begin

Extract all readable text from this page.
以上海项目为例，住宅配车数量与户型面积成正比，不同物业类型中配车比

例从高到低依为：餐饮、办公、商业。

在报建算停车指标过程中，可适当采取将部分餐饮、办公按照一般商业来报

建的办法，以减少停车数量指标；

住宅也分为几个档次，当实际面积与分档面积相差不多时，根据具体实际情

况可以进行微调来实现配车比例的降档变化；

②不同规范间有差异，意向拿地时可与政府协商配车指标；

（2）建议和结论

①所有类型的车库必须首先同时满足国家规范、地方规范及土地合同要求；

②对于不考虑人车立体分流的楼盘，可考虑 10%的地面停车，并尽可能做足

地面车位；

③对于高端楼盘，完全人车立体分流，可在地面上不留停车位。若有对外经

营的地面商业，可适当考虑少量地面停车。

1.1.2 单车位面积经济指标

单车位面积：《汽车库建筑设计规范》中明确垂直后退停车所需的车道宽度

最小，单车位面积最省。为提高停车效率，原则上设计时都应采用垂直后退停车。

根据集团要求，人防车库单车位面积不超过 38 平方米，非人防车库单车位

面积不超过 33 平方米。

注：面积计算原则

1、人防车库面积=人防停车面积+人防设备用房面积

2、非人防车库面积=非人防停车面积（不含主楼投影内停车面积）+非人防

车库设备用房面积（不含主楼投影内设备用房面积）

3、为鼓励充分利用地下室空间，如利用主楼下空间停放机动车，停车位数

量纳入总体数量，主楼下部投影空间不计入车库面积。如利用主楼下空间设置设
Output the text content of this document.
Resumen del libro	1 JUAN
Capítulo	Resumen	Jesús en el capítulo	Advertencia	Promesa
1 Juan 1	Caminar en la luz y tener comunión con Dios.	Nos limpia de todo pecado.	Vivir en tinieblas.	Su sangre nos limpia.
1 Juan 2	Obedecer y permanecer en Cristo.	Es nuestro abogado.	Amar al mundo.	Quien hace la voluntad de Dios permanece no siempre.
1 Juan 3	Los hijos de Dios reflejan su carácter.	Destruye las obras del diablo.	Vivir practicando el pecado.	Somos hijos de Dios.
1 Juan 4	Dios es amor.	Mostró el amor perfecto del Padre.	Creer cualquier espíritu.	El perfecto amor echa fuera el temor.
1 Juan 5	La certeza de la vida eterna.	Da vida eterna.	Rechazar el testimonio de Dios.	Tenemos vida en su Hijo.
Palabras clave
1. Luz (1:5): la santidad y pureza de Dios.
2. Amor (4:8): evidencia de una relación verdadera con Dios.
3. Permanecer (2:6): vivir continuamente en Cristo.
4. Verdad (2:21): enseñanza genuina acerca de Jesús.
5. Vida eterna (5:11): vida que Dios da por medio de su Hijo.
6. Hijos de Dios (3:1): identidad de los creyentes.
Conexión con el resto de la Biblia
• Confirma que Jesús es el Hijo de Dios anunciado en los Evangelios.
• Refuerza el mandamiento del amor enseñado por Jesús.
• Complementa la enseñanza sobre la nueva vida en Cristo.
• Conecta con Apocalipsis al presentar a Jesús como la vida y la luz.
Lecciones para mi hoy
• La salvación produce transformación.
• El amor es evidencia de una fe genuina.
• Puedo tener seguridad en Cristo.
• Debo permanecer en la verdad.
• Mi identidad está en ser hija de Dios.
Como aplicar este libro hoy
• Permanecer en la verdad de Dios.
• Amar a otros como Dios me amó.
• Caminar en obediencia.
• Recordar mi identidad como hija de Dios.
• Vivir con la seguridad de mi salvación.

end

### [EXERCISE GOAL]
From the records above, pick out and copy each line holding the word "pecado".

### [WRITTEN SOLUTION]
1 Juan 1	Caminar en la luz y tener comunión con Dios.	Nos limpia de todo pecado.	Vivir en tinieblas.	Su sangre nos limpia.
1 Juan 3	Los hijos de Dios reflejan su carácter.	Destruye las obras del diablo.	Vivir practicando el pecado.	Somos hijos de Dios.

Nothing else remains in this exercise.